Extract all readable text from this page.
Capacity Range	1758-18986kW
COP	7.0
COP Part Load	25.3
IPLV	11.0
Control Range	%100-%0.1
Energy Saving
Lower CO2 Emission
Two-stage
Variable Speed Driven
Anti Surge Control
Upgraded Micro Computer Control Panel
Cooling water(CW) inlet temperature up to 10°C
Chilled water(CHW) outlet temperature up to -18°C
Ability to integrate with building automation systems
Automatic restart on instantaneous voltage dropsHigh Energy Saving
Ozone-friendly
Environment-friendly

» TASK STATEMENT: Copy out all the entries shown above, character for character.

» OUTPUT:
Extract all readable text from this page.
Capacity Range	1758-18986kW
COP	7.0
COP Part Load	25.3
IPLV	11.0
Control Range	%100-%0.1
Energy Saving
Lower CO2 Emission
Two-stage
Variable Speed Driven
Anti Surge Control
Upgraded Micro Computer Control Panel
Cooling water(CW) inlet temperature up to 10°C
Chilled water(CHW) outlet temperature up to -18°C
Ability to integrate with building automation systems
Automatic restart on instantaneous voltage dropsHigh Energy Saving
Ozone-friendly
Environment-friendly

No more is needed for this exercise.